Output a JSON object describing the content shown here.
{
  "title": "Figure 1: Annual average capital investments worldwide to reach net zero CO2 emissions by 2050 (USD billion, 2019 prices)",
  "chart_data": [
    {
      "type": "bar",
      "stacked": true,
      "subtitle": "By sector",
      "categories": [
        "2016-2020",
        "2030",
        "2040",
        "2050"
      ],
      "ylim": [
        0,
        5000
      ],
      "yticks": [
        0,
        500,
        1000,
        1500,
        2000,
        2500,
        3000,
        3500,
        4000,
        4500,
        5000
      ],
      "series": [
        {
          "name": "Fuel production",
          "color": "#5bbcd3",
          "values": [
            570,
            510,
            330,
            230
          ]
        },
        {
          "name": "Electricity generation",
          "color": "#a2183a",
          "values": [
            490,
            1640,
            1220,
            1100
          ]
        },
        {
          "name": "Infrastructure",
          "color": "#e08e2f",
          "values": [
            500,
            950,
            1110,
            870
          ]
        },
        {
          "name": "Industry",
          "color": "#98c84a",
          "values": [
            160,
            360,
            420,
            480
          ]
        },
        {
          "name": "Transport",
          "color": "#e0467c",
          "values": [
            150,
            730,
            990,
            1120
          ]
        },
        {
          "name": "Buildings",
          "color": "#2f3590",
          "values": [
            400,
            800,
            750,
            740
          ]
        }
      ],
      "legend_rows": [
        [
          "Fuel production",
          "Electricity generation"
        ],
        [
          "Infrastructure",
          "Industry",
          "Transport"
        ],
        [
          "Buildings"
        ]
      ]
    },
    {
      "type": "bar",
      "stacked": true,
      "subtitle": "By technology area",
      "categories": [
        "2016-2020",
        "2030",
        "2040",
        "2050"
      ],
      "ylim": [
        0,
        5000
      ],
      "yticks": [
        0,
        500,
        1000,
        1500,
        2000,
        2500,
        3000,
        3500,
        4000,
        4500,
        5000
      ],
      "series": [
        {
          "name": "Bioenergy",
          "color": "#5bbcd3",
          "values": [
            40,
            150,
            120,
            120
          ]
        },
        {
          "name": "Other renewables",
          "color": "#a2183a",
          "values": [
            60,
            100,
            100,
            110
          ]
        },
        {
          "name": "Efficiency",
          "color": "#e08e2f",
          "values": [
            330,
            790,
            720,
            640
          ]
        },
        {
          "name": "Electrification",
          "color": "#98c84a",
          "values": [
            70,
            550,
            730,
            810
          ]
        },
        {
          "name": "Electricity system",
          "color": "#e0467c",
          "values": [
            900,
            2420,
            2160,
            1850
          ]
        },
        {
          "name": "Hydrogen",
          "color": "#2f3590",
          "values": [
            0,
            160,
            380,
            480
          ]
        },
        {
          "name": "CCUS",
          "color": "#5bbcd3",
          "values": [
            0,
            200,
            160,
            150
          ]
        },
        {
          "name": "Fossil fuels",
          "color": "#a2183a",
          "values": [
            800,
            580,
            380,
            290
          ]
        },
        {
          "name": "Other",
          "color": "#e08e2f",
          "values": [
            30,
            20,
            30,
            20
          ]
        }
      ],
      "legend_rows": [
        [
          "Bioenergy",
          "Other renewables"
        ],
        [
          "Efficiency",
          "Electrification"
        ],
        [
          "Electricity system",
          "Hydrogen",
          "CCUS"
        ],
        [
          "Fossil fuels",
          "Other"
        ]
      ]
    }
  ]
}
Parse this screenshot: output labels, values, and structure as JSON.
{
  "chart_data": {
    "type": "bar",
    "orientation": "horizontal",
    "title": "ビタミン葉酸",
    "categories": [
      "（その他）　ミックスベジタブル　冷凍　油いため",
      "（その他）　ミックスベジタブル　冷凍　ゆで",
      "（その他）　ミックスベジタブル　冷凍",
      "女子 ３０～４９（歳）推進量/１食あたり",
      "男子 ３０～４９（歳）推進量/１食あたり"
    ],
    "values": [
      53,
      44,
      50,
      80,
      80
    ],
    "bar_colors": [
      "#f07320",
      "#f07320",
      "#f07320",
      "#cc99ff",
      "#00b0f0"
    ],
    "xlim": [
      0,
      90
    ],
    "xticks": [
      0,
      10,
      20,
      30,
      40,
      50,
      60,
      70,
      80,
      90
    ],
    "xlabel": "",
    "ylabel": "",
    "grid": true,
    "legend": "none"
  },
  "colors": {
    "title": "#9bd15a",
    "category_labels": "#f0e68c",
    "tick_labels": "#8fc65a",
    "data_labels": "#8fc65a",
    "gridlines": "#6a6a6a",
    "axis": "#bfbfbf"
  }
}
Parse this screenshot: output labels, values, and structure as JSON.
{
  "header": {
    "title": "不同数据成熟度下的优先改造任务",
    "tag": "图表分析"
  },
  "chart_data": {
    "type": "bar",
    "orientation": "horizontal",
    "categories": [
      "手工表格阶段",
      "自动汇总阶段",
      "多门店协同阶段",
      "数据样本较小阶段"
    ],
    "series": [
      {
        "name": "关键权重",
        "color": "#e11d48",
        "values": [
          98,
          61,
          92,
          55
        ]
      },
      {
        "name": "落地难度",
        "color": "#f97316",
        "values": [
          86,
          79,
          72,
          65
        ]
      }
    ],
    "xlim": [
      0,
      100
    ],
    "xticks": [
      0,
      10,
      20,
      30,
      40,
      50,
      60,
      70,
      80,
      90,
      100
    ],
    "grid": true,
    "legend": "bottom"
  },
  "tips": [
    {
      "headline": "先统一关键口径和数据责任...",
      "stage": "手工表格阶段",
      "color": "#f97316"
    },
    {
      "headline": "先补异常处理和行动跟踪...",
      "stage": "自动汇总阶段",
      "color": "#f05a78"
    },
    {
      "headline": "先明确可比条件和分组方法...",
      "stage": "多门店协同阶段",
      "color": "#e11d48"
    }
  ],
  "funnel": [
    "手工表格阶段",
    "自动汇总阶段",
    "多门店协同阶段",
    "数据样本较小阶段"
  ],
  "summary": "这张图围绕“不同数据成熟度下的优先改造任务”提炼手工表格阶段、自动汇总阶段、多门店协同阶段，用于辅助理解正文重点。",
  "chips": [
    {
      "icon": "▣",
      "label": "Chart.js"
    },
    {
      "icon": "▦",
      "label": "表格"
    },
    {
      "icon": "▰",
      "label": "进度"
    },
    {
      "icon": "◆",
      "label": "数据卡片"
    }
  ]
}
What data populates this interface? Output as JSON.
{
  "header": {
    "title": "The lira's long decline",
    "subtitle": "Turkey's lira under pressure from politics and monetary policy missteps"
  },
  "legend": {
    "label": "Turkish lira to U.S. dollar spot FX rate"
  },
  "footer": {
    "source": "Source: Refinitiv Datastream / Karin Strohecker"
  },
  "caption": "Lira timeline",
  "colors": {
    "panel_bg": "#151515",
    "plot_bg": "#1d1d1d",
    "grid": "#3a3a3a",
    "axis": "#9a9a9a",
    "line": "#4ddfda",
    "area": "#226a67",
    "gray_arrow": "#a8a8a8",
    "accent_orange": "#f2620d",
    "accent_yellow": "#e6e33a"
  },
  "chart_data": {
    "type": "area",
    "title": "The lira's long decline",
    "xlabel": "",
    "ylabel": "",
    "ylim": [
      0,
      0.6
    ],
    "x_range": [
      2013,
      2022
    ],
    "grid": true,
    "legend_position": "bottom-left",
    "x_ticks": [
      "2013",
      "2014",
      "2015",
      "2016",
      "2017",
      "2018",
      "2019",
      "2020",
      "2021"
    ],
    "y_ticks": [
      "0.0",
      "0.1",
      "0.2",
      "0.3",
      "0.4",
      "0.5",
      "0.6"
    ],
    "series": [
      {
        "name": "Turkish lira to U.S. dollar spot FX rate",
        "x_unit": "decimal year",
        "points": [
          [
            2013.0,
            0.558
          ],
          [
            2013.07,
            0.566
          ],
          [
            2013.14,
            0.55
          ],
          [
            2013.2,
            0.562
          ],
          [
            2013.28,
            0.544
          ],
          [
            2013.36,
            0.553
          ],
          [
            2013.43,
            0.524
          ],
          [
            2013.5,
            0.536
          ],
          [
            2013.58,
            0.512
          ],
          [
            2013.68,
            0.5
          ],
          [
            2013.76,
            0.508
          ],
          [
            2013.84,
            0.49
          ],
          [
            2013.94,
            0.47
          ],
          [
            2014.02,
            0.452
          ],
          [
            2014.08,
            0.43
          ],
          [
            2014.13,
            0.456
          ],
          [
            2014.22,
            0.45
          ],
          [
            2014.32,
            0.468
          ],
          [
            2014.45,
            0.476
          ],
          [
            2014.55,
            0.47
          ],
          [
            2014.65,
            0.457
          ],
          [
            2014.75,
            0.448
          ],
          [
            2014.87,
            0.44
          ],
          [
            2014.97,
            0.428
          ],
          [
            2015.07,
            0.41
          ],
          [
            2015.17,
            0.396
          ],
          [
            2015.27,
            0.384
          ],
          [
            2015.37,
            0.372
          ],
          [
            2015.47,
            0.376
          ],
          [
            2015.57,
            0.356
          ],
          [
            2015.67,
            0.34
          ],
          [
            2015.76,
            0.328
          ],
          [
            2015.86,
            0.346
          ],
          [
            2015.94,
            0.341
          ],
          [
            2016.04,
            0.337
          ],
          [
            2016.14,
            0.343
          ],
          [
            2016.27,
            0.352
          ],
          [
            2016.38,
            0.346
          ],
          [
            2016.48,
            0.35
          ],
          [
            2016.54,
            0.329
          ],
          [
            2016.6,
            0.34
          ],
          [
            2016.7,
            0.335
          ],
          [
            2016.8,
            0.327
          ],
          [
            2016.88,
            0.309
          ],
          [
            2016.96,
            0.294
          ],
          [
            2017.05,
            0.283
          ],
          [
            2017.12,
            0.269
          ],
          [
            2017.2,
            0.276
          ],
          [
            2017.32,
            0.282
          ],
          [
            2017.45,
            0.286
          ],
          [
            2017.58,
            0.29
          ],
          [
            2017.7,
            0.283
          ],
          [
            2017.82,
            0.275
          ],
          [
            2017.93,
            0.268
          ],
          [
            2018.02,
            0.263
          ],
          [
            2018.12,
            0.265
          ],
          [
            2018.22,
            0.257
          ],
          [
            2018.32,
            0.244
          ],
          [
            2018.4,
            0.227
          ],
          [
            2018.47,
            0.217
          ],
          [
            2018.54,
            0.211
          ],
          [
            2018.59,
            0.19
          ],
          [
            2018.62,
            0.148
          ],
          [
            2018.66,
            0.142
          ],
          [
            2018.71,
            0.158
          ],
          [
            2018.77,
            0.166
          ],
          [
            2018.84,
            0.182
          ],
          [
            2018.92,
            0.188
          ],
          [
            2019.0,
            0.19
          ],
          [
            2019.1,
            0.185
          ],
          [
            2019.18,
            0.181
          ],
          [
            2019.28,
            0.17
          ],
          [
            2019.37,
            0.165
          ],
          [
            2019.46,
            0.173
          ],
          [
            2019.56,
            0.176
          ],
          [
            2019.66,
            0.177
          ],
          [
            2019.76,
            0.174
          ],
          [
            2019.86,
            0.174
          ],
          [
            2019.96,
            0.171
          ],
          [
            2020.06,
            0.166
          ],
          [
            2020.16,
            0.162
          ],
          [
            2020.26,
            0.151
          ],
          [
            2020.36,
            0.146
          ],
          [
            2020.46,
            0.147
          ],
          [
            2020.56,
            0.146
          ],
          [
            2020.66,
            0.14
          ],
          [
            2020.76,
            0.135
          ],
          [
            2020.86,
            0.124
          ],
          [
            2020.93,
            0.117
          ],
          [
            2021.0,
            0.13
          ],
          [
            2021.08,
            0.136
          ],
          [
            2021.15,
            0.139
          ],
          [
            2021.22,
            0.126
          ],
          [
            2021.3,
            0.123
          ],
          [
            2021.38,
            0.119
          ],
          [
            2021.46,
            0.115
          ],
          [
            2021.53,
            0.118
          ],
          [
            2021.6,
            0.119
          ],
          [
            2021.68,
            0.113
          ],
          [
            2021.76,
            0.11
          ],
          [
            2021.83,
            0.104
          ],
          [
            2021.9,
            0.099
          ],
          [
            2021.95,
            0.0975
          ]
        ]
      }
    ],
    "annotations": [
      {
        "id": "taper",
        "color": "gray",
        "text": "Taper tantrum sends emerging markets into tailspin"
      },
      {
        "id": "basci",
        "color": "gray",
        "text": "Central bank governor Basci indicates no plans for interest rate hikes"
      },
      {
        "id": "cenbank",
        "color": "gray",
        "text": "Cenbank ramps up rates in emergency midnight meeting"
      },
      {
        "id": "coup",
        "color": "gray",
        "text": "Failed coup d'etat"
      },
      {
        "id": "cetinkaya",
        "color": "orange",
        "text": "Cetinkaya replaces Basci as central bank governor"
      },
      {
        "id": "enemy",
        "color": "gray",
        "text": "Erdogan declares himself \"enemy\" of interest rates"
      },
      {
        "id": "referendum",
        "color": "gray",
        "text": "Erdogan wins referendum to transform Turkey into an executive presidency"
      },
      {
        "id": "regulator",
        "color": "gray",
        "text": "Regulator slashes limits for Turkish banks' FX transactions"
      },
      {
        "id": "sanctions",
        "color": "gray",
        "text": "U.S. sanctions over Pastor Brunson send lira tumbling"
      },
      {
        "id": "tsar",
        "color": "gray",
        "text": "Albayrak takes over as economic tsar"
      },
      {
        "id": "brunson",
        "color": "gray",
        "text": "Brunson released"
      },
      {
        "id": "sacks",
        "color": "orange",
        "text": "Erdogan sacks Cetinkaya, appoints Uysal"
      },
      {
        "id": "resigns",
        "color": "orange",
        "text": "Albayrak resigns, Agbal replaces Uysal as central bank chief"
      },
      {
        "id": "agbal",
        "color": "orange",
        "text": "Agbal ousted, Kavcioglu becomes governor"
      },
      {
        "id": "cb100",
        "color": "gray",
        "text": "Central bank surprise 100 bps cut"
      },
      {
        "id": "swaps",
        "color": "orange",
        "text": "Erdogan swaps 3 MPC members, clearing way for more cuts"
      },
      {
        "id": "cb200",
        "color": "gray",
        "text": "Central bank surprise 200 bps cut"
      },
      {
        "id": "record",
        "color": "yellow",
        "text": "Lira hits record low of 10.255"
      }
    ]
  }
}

* * * * * * * * *

* _Set task_
Scan the material and collect every line that contains "Other".

* _Result of the task_
          "name": "Other renewables",
          "name": "Other",
          "Other renewables"
          "Other"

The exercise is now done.